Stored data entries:
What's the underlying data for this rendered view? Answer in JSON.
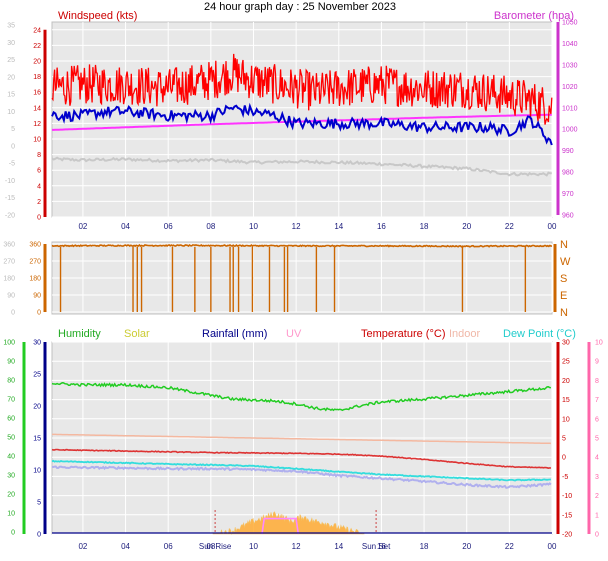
{
  "page": {
    "title": "24 hour graph day : 25 November 2023"
  },
  "wind_panel": {
    "left_label": "Windspeed (kts)",
    "right_label": "Barometer (hpa)",
    "left_ticks": [
      "0",
      "2",
      "4",
      "6",
      "8",
      "10",
      "12",
      "14",
      "16",
      "18",
      "20",
      "22",
      "24"
    ],
    "far_left_ticks": [
      "-20",
      "-15",
      "-10",
      "-5",
      "0",
      "5",
      "10",
      "15",
      "20",
      "25",
      "30",
      "35"
    ],
    "right_ticks": [
      "960",
      "970",
      "980",
      "990",
      "1000",
      "1010",
      "1020",
      "1030",
      "1040",
      "1050"
    ]
  },
  "dir_panel": {
    "left_ticks": [
      "0",
      "90",
      "180",
      "270",
      "360"
    ],
    "far_left_ticks": [
      "0",
      "90",
      "180",
      "270",
      "360"
    ],
    "right_ticks": [
      "N",
      "E",
      "S",
      "W",
      "N"
    ]
  },
  "climate_panel": {
    "labels": {
      "humidity": "Humidity",
      "solar": "Solar",
      "rainfall": "Rainfall (mm)",
      "uv": "UV",
      "temperature": "Temperature (°C)",
      "indoor": "Indoor",
      "dewpoint": "Dew Point (°C)"
    },
    "left_ticks": [
      "0",
      "5",
      "10",
      "15",
      "20",
      "25",
      "30"
    ],
    "far_left_ticks": [
      "0",
      "10",
      "20",
      "30",
      "40",
      "50",
      "60",
      "70",
      "80",
      "90",
      "100"
    ],
    "right_ticks": [
      "-20",
      "-15",
      "-10",
      "-5",
      "0",
      "5",
      "10",
      "15",
      "20",
      "25",
      "30"
    ],
    "far_right_ticks": [
      "0",
      "1",
      "2",
      "3",
      "4",
      "5",
      "6",
      "7",
      "8",
      "9",
      "10"
    ],
    "sunrise_label": "Sun Rise",
    "sunset_label": "Sun Set"
  },
  "x_ticks": [
    "02",
    "04",
    "06",
    "08",
    "10",
    "12",
    "14",
    "16",
    "18",
    "20",
    "22",
    "00"
  ],
  "colors": {
    "wind_gust": "#ff0000",
    "wind_avg": "#0000cc",
    "barometer": "#ff33ff",
    "grey_trace": "#c8c8c8",
    "direction": "#cc6600",
    "humidity": "#22cc22",
    "temperature": "#dd3333",
    "indoor": "#f4b8a0",
    "dewpoint": "#33dddd",
    "solar": "#ffaa33",
    "lavender": "#b0b0ee",
    "uv": "#ff88ff"
  },
  "chart_data": [
    {
      "type": "line",
      "x_unit": "hour",
      "title": "24 hour graph day : 25 November 2023",
      "ylabel": "Windspeed (kts)",
      "y2label": "Barometer (hpa)",
      "ylim": [
        0,
        25
      ],
      "y2lim": [
        960,
        1050
      ],
      "series": [
        {
          "name": "Windspeed (kts)",
          "axis": "left",
          "color": "#ff0000",
          "noise": 2.6,
          "x": [
            0,
            2,
            4,
            6,
            8,
            9,
            10,
            12,
            13,
            14,
            16,
            18,
            20,
            22,
            23,
            24
          ],
          "values": [
            16.5,
            17,
            17,
            16.5,
            17.5,
            18.5,
            17.5,
            16.5,
            16,
            16.5,
            17,
            16.5,
            16.5,
            15.5,
            15,
            14
          ]
        },
        {
          "name": "",
          "axis": "left",
          "color": "#0000cc",
          "noise": 0.7,
          "x": [
            0,
            1,
            2,
            3,
            4,
            6,
            8,
            9,
            10,
            11,
            12,
            13,
            14,
            16,
            18,
            20,
            21,
            22,
            23,
            24
          ],
          "values": [
            13.5,
            13,
            13,
            13.5,
            13.5,
            13,
            13,
            14,
            13.5,
            13,
            12,
            12,
            12,
            12,
            11.5,
            11.5,
            11.5,
            11,
            12.5,
            9.5
          ]
        },
        {
          "name": "Barometer (hpa)",
          "axis": "right",
          "color": "#ff33ff",
          "noise": 0,
          "x": [
            0,
            2,
            4,
            6,
            8,
            10,
            12,
            14,
            16,
            18,
            20,
            22,
            24
          ],
          "values": [
            1000.0,
            1000.7,
            1001.4,
            1002.1,
            1002.8,
            1003.4,
            1004.0,
            1004.6,
            1005.2,
            1005.8,
            1006.3,
            1006.8,
            1007.2
          ]
        },
        {
          "name": "",
          "axis": "left",
          "color": "#c8c8c8",
          "noise": 0.18,
          "x": [
            0,
            2,
            4,
            6,
            8,
            10,
            12,
            14,
            16,
            18,
            20,
            22,
            24
          ],
          "values": [
            7.5,
            7.3,
            7.4,
            7.2,
            7.3,
            7.0,
            7.1,
            7.0,
            6.8,
            6.5,
            6.2,
            5.5,
            5.5
          ]
        }
      ]
    },
    {
      "type": "line",
      "x_unit": "hour",
      "ylim": [
        0,
        360
      ],
      "series": [
        {
          "name": "",
          "color": "#cc6600",
          "base": 350,
          "x": [
            0,
            4,
            8,
            12,
            16,
            20,
            24
          ],
          "values": [
            350,
            352,
            352,
            350,
            350,
            348,
            350
          ],
          "drops_to_zero_at_hour": [
            0.95,
            4.35,
            4.55,
            4.75,
            6.2,
            7.25,
            8.0,
            8.9,
            9.05,
            9.3,
            9.95,
            10.75,
            11.45,
            11.6,
            12.95,
            13.8,
            19.8,
            22.75
          ]
        }
      ]
    },
    {
      "type": "line",
      "x_unit": "hour",
      "ylabel": "Temperature (°C)",
      "ylim": [
        -20,
        30
      ],
      "series": [
        {
          "name": "Humidity",
          "axis": "humidity_pct",
          "color": "#22cc22",
          "noise": 0.7,
          "x": [
            0,
            1,
            2,
            4,
            6,
            8,
            9,
            10,
            11,
            12,
            13,
            14,
            15,
            16,
            18,
            20,
            22,
            24
          ],
          "values": [
            80,
            79,
            78.5,
            78.5,
            77,
            73,
            71,
            70.5,
            70,
            68.5,
            66,
            65,
            67.5,
            69.5,
            71,
            73,
            75,
            77
          ]
        },
        {
          "name": "Temperature (°C)",
          "axis": "temp",
          "color": "#dd3333",
          "noise": 0.1,
          "x": [
            0,
            4,
            8,
            12,
            14,
            16,
            18,
            20,
            22,
            24
          ],
          "values": [
            2,
            1.6,
            1.2,
            1.0,
            0.8,
            0.3,
            -0.6,
            -1.6,
            -2.5,
            -2.8
          ]
        },
        {
          "name": "Indoor",
          "axis": "temp",
          "color": "#f4b8a0",
          "noise": 0,
          "x": [
            0,
            4,
            8,
            12,
            16,
            20,
            24
          ],
          "values": [
            6,
            5.6,
            5.2,
            4.8,
            4.4,
            4.0,
            3.6
          ]
        },
        {
          "name": "Dew Point (°C)",
          "axis": "temp",
          "color": "#33dddd",
          "noise": 0.12,
          "x": [
            0,
            2,
            4,
            6,
            8,
            10,
            12,
            14,
            16,
            18,
            20,
            22,
            24
          ],
          "values": [
            -1.0,
            -1.2,
            -1.5,
            -1.8,
            -2.0,
            -2.3,
            -3.0,
            -3.8,
            -4.5,
            -5.0,
            -5.5,
            -6.0,
            -5.8
          ]
        },
        {
          "name": "",
          "axis": "temp",
          "color": "#b0b0ee",
          "noise": 0.25,
          "x": [
            0,
            2,
            4,
            6,
            8,
            10,
            12,
            14,
            16,
            18,
            20,
            22,
            24
          ],
          "values": [
            -2.5,
            -2.7,
            -2.8,
            -3.0,
            -3.0,
            -3.2,
            -3.6,
            -4.8,
            -5.5,
            -6.3,
            -7.2,
            -7.8,
            -7.0
          ]
        },
        {
          "name": "Solar",
          "axis": "left",
          "color": "#ffaa33",
          "fill": true,
          "noise": 0.5,
          "x": [
            8.1,
            9,
            9.5,
            10,
            10.5,
            11,
            11.3,
            11.8,
            12.3,
            12.8,
            13.3,
            14,
            14.5,
            15,
            15.2
          ],
          "values": [
            0,
            0.5,
            1.2,
            2.0,
            2.5,
            3.2,
            2.7,
            2.0,
            2.7,
            2.0,
            1.8,
            1.0,
            0.6,
            0.1,
            0
          ]
        },
        {
          "name": "UV",
          "axis": "uv",
          "color": "#ff88ff",
          "step": true,
          "x": [
            10.4,
            10.5,
            12.0,
            12.1
          ],
          "values": [
            0,
            0.8,
            0.8,
            0
          ]
        }
      ],
      "sunrise_hour": 8.2,
      "sunset_hour": 15.75
    }
  ]
}
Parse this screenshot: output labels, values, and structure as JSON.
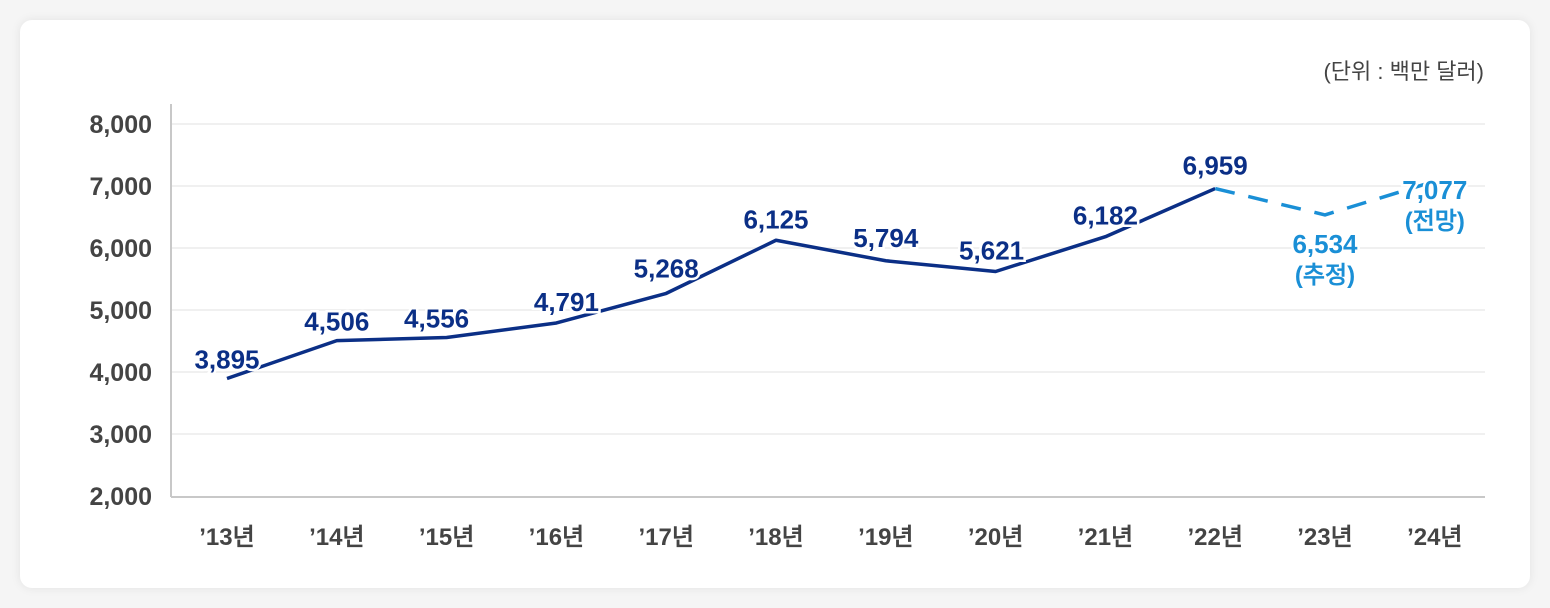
{
  "chart_data": {
    "type": "line",
    "unit_note": "(단위 : 백만 달러)",
    "categories": [
      "’13년",
      "’14년",
      "’15년",
      "’16년",
      "’17년",
      "’18년",
      "’19년",
      "’20년",
      "’21년",
      "’22년",
      "’23년",
      "’24년"
    ],
    "values": [
      3895,
      4506,
      4556,
      4791,
      5268,
      6125,
      5794,
      5621,
      6182,
      6959,
      6534,
      7077
    ],
    "data_labels": [
      "3,895",
      "4,506",
      "4,556",
      "4,791",
      "5,268",
      "6,125",
      "5,794",
      "5,621",
      "6,182",
      "6,959",
      "6,534",
      "7,077"
    ],
    "annotations": {
      "10": "(추정)",
      "11": "(전망)"
    },
    "estimated_from_index": 9,
    "ylim": [
      2000,
      8000
    ],
    "yticks": [
      "2,000",
      "3,000",
      "4,000",
      "5,000",
      "6,000",
      "7,000",
      "8,000"
    ],
    "grid": true,
    "colors": {
      "actual": "#0b2f86",
      "forecast": "#1a8fd6",
      "axis_text": "#444444",
      "grid": "#ececec"
    }
  }
}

- TASK INSTRUCTIONS
Check every line of the data above for the string "name", and copy those that have it.

- SOLUTION TO THE EXERCISE
          "name": "Windspeed (kts)",
          "name": "",
          "name": "Barometer (hpa)",
          "name": "",
          "name": "",
          "name": "Humidity",
          "name": "Temperature (°C)",
          "name": "Indoor",
          "name": "Dew Point (°C)",
          "name": "",
          "name": "Solar",
          "name": "UV",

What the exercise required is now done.